(RAW RECORDS)
· · · ·

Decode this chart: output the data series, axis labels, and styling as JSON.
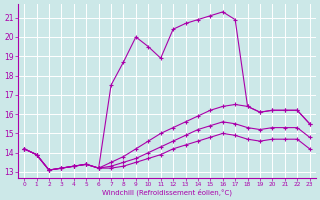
{
  "xlabel": "Windchill (Refroidissement éolien,°C)",
  "bg_color": "#cce8e8",
  "grid_color": "#ffffff",
  "line_color": "#aa00aa",
  "xlim": [
    -0.5,
    23.5
  ],
  "ylim": [
    12.7,
    21.7
  ],
  "xticks": [
    0,
    1,
    2,
    3,
    4,
    5,
    6,
    7,
    8,
    9,
    10,
    11,
    12,
    13,
    14,
    15,
    16,
    17,
    18,
    19,
    20,
    21,
    22,
    23
  ],
  "yticks": [
    13,
    14,
    15,
    16,
    17,
    18,
    19,
    20,
    21
  ],
  "series": [
    {
      "x": [
        0,
        1,
        2,
        3,
        4,
        5,
        6,
        7,
        8,
        9,
        10,
        11,
        12,
        13,
        14,
        15,
        16,
        17,
        18,
        19,
        20,
        21,
        22,
        23
      ],
      "y": [
        14.2,
        13.9,
        13.1,
        13.2,
        13.3,
        13.4,
        13.2,
        17.5,
        18.7,
        20.0,
        19.5,
        18.9,
        20.4,
        20.7,
        20.9,
        21.1,
        21.3,
        20.9,
        16.4,
        16.1,
        16.2,
        16.2,
        16.2,
        15.5
      ]
    },
    {
      "x": [
        0,
        1,
        2,
        3,
        4,
        5,
        6,
        7,
        8,
        9,
        10,
        11,
        12,
        13,
        14,
        15,
        16,
        17,
        18,
        19,
        20,
        21,
        22,
        23
      ],
      "y": [
        14.2,
        13.9,
        13.1,
        13.2,
        13.3,
        13.4,
        13.2,
        13.5,
        13.8,
        14.2,
        14.6,
        15.0,
        15.3,
        15.6,
        15.9,
        16.2,
        16.4,
        16.5,
        16.4,
        16.1,
        16.2,
        16.2,
        16.2,
        15.5
      ]
    },
    {
      "x": [
        0,
        1,
        2,
        3,
        4,
        5,
        6,
        7,
        8,
        9,
        10,
        11,
        12,
        13,
        14,
        15,
        16,
        17,
        18,
        19,
        20,
        21,
        22,
        23
      ],
      "y": [
        14.2,
        13.9,
        13.1,
        13.2,
        13.3,
        13.4,
        13.2,
        13.3,
        13.5,
        13.7,
        14.0,
        14.3,
        14.6,
        14.9,
        15.2,
        15.4,
        15.6,
        15.5,
        15.3,
        15.2,
        15.3,
        15.3,
        15.3,
        14.8
      ]
    },
    {
      "x": [
        0,
        1,
        2,
        3,
        4,
        5,
        6,
        7,
        8,
        9,
        10,
        11,
        12,
        13,
        14,
        15,
        16,
        17,
        18,
        19,
        20,
        21,
        22,
        23
      ],
      "y": [
        14.2,
        13.9,
        13.1,
        13.2,
        13.3,
        13.4,
        13.2,
        13.2,
        13.3,
        13.5,
        13.7,
        13.9,
        14.2,
        14.4,
        14.6,
        14.8,
        15.0,
        14.9,
        14.7,
        14.6,
        14.7,
        14.7,
        14.7,
        14.2
      ]
    }
  ]
}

· · · ·

(GIVEN TASK) Exclude the images, then output the data above word for word.

(EXPECTED ANSWER)
Decode this chart: output the data series, axis labels, and styling as JSON.
{
  "xlabel": "Windchill (Refroidissement éolien,°C)",
  "bg_color": "#cce8e8",
  "grid_color": "#ffffff",
  "line_color": "#aa00aa",
  "xlim": [
    -0.5,
    23.5
  ],
  "ylim": [
    12.7,
    21.7
  ],
  "xticks": [
    0,
    1,
    2,
    3,
    4,
    5,
    6,
    7,
    8,
    9,
    10,
    11,
    12,
    13,
    14,
    15,
    16,
    17,
    18,
    19,
    20,
    21,
    22,
    23
  ],
  "yticks": [
    13,
    14,
    15,
    16,
    17,
    18,
    19,
    20,
    21
  ],
  "series": [
    {
      "x": [
        0,
        1,
        2,
        3,
        4,
        5,
        6,
        7,
        8,
        9,
        10,
        11,
        12,
        13,
        14,
        15,
        16,
        17,
        18,
        19,
        20,
        21,
        22,
        23
      ],
      "y": [
        14.2,
        13.9,
        13.1,
        13.2,
        13.3,
        13.4,
        13.2,
        17.5,
        18.7,
        20.0,
        19.5,
        18.9,
        20.4,
        20.7,
        20.9,
        21.1,
        21.3,
        20.9,
        16.4,
        16.1,
        16.2,
        16.2,
        16.2,
        15.5
      ]
    },
    {
      "x": [
        0,
        1,
        2,
        3,
        4,
        5,
        6,
        7,
        8,
        9,
        10,
        11,
        12,
        13,
        14,
        15,
        16,
        17,
        18,
        19,
        20,
        21,
        22,
        23
      ],
      "y": [
        14.2,
        13.9,
        13.1,
        13.2,
        13.3,
        13.4,
        13.2,
        13.5,
        13.8,
        14.2,
        14.6,
        15.0,
        15.3,
        15.6,
        15.9,
        16.2,
        16.4,
        16.5,
        16.4,
        16.1,
        16.2,
        16.2,
        16.2,
        15.5
      ]
    },
    {
      "x": [
        0,
        1,
        2,
        3,
        4,
        5,
        6,
        7,
        8,
        9,
        10,
        11,
        12,
        13,
        14,
        15,
        16,
        17,
        18,
        19,
        20,
        21,
        22,
        23
      ],
      "y": [
        14.2,
        13.9,
        13.1,
        13.2,
        13.3,
        13.4,
        13.2,
        13.3,
        13.5,
        13.7,
        14.0,
        14.3,
        14.6,
        14.9,
        15.2,
        15.4,
        15.6,
        15.5,
        15.3,
        15.2,
        15.3,
        15.3,
        15.3,
        14.8
      ]
    },
    {
      "x": [
        0,
        1,
        2,
        3,
        4,
        5,
        6,
        7,
        8,
        9,
        10,
        11,
        12,
        13,
        14,
        15,
        16,
        17,
        18,
        19,
        20,
        21,
        22,
        23
      ],
      "y": [
        14.2,
        13.9,
        13.1,
        13.2,
        13.3,
        13.4,
        13.2,
        13.2,
        13.3,
        13.5,
        13.7,
        13.9,
        14.2,
        14.4,
        14.6,
        14.8,
        15.0,
        14.9,
        14.7,
        14.6,
        14.7,
        14.7,
        14.7,
        14.2
      ]
    }
  ]
}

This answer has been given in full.